Stated exercise >> Using the records below, locate all lines containing "current" and return them.

Information provided >>
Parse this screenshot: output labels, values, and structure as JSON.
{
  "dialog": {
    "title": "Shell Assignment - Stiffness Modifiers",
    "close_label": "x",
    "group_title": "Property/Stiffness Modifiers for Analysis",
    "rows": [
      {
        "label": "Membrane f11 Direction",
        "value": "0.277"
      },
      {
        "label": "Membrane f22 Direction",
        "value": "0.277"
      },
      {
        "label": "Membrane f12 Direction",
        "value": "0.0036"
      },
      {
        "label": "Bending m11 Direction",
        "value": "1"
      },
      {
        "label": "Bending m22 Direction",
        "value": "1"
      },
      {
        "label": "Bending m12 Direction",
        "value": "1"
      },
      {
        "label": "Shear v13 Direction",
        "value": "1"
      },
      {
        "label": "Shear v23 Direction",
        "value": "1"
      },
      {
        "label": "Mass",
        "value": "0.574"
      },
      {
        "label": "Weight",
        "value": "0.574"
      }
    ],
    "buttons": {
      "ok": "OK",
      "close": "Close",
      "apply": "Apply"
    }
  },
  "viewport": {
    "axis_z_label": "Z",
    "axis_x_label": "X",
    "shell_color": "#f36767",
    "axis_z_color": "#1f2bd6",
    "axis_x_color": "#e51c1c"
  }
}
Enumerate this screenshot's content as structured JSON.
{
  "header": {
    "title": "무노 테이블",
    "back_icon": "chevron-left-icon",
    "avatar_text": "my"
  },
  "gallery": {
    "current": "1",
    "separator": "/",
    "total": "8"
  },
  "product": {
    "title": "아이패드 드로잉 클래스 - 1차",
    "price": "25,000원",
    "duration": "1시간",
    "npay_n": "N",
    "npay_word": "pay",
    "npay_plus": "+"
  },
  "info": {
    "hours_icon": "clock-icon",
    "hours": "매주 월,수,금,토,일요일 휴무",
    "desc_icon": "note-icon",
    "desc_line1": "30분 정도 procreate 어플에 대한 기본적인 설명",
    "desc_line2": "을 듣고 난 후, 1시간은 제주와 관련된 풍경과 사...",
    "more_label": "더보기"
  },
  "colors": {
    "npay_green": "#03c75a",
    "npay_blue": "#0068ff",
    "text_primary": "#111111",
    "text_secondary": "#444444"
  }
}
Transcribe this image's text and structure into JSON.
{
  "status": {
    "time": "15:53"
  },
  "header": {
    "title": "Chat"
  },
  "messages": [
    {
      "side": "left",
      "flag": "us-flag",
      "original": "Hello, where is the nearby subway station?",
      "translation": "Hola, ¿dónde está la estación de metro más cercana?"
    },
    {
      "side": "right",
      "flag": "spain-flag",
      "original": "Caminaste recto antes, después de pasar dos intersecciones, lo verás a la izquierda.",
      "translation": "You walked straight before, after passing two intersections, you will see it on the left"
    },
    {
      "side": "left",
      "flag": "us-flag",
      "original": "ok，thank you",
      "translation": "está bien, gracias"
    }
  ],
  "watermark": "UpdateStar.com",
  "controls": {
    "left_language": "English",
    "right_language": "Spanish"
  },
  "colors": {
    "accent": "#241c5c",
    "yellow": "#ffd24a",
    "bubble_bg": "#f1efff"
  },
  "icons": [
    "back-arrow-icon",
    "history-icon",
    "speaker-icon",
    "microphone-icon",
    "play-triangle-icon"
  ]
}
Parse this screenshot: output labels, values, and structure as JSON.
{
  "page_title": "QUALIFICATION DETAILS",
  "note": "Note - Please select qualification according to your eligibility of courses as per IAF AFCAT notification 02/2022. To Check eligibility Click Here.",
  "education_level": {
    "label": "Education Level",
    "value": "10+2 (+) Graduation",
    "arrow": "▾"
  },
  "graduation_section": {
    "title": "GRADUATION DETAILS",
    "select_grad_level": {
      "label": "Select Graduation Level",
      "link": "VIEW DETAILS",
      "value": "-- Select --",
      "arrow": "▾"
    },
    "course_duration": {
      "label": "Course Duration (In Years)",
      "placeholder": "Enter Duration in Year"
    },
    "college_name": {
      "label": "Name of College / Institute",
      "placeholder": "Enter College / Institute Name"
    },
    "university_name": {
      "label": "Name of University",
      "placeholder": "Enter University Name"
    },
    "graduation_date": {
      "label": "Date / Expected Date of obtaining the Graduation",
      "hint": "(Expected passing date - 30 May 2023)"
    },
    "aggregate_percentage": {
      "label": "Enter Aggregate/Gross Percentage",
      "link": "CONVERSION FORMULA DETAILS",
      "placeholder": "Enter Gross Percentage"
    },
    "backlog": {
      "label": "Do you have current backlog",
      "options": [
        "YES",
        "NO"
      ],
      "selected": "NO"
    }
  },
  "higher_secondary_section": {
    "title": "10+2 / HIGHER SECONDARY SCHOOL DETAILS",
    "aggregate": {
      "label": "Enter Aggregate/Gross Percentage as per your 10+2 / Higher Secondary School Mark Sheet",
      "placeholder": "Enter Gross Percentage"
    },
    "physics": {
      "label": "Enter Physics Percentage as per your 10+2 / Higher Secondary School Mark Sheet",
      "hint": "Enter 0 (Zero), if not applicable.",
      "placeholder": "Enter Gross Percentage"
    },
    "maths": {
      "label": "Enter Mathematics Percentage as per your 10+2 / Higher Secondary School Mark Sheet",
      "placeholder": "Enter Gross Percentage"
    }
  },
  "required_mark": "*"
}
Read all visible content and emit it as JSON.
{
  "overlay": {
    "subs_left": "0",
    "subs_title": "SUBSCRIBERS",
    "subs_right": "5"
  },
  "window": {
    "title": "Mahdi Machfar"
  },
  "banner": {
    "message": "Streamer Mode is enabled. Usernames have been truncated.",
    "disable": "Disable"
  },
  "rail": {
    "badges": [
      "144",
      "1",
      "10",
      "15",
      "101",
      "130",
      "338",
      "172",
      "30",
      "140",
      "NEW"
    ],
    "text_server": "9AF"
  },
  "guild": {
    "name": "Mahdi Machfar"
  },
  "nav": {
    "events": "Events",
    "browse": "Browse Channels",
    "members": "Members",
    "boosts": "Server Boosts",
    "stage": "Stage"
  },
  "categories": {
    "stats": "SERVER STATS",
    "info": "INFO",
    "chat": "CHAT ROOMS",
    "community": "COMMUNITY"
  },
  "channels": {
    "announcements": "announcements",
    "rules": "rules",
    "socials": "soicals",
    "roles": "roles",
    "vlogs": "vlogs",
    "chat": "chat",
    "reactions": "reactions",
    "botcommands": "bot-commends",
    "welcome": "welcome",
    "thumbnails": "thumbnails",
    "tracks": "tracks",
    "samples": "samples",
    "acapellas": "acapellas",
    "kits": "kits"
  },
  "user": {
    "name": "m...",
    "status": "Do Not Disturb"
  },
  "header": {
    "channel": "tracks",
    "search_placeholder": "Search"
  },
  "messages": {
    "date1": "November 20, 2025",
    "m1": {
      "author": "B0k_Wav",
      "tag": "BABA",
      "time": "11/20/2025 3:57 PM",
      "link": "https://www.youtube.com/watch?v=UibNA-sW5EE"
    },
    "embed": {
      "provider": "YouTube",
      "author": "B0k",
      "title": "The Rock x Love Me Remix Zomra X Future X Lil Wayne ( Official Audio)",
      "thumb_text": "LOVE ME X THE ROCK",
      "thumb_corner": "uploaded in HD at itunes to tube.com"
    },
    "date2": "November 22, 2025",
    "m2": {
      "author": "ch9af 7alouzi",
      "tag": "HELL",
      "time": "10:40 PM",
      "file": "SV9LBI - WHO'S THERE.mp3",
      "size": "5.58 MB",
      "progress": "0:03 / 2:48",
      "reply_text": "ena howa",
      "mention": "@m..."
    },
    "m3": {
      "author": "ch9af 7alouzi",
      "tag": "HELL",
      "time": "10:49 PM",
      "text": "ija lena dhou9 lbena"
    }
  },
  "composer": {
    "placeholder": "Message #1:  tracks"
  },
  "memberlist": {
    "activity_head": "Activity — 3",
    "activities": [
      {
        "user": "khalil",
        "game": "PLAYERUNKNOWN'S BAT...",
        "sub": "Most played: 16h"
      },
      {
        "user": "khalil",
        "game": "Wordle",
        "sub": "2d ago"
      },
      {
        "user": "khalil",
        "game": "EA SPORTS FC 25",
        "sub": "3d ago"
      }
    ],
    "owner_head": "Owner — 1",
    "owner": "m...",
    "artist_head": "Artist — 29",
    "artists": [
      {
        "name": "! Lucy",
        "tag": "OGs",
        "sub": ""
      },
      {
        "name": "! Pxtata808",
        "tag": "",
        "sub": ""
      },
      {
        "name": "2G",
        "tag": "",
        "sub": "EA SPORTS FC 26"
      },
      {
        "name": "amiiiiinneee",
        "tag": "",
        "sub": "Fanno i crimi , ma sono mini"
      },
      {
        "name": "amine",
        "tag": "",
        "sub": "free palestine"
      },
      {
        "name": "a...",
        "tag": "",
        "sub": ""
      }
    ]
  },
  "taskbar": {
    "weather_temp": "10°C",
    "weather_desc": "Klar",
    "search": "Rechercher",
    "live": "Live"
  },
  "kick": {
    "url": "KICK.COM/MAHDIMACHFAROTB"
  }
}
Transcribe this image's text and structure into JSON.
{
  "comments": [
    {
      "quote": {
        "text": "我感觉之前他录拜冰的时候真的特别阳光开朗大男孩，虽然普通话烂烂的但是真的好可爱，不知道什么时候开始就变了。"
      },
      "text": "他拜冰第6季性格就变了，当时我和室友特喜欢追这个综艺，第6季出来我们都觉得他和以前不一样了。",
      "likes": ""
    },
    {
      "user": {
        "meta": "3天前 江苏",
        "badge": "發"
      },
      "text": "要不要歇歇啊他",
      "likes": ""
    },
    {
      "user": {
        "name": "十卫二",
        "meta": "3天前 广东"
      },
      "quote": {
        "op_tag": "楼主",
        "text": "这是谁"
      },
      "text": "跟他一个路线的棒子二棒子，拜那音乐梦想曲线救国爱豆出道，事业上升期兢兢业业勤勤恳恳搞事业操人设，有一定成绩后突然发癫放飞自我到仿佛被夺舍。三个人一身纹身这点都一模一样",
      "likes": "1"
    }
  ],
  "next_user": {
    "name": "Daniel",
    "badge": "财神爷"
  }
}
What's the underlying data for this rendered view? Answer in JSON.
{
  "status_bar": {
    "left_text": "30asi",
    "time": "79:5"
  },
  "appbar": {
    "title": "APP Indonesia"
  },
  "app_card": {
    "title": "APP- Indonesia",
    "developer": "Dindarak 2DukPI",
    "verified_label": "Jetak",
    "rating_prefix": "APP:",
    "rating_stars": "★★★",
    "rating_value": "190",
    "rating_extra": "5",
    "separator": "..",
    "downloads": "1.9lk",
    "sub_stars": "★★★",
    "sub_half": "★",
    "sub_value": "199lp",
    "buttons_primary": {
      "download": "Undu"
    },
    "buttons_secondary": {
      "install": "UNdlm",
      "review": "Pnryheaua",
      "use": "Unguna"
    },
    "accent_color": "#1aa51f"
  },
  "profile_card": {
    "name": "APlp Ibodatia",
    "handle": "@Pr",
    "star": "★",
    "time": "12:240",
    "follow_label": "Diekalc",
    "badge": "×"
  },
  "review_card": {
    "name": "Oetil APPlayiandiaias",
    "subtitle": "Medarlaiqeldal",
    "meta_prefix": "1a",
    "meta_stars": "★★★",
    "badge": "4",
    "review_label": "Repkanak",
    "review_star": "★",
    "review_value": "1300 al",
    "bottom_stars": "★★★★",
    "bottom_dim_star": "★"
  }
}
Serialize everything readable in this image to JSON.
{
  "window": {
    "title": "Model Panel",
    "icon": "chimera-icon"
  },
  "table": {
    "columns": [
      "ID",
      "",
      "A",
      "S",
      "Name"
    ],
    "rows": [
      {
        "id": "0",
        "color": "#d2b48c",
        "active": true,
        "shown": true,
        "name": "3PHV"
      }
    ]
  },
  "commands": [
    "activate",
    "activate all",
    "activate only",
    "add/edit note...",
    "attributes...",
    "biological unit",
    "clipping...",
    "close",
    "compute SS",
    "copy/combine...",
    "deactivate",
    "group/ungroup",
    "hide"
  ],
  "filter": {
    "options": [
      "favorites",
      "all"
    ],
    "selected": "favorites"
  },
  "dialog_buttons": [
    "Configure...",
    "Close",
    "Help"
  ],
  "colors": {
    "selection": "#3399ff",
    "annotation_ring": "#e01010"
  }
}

Complete output >>
    "current": "1",
      "label": "Do you have current backlog",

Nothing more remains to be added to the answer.